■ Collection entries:
•••

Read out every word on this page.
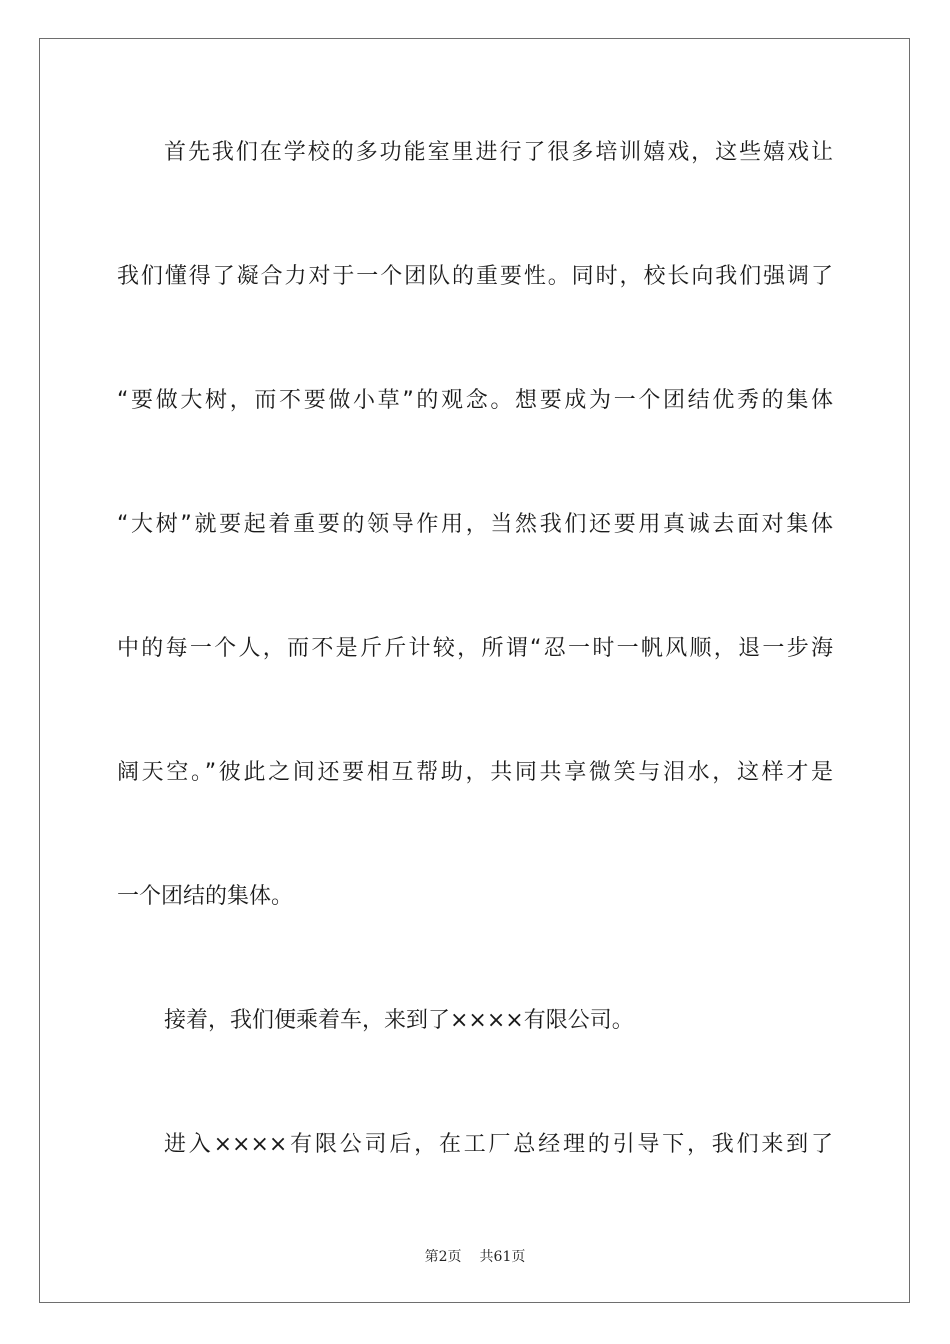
首先我们在学校的多功能室里进行了很多培训嬉戏，这些嬉戏让

我们懂得了凝合力对于一个团队的重要性。同时，校长向我们强调了

“要做大树，而不要做小草”的观念。想要成为一个团结优秀的集体

“大树”就要起着重要的领导作用，当然我们还要用真诚去面对集体

中的每一个人，而不是斤斤计较，所谓“忍一时一帆风顺，退一步海

阔天空。”彼此之间还要相互帮助，共同共享微笑与泪水，这样才是

一个团结的集体。

接着，我们便乘着车，来到了××××有限公司。

进入××××有限公司后，在工厂总经理的引导下，我们来到了

第2页 共61页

•••

■ WORK INSTRUCTIONS: Return the listing above unchanged, apart from dropping its pictures.

■ OUTPUT FOR THIS TASK:
Read out every word on this page.
首先我们在学校的多功能室里进行了很多培训嬉戏，这些嬉戏让

我们懂得了凝合力对于一个团队的重要性。同时，校长向我们强调了

“要做大树，而不要做小草”的观念。想要成为一个团结优秀的集体

“大树”就要起着重要的领导作用，当然我们还要用真诚去面对集体

中的每一个人，而不是斤斤计较，所谓“忍一时一帆风顺，退一步海

阔天空。”彼此之间还要相互帮助，共同共享微笑与泪水，这样才是

一个团结的集体。

接着，我们便乘着车，来到了××××有限公司。

进入××××有限公司后，在工厂总经理的引导下，我们来到了

第2页 共61页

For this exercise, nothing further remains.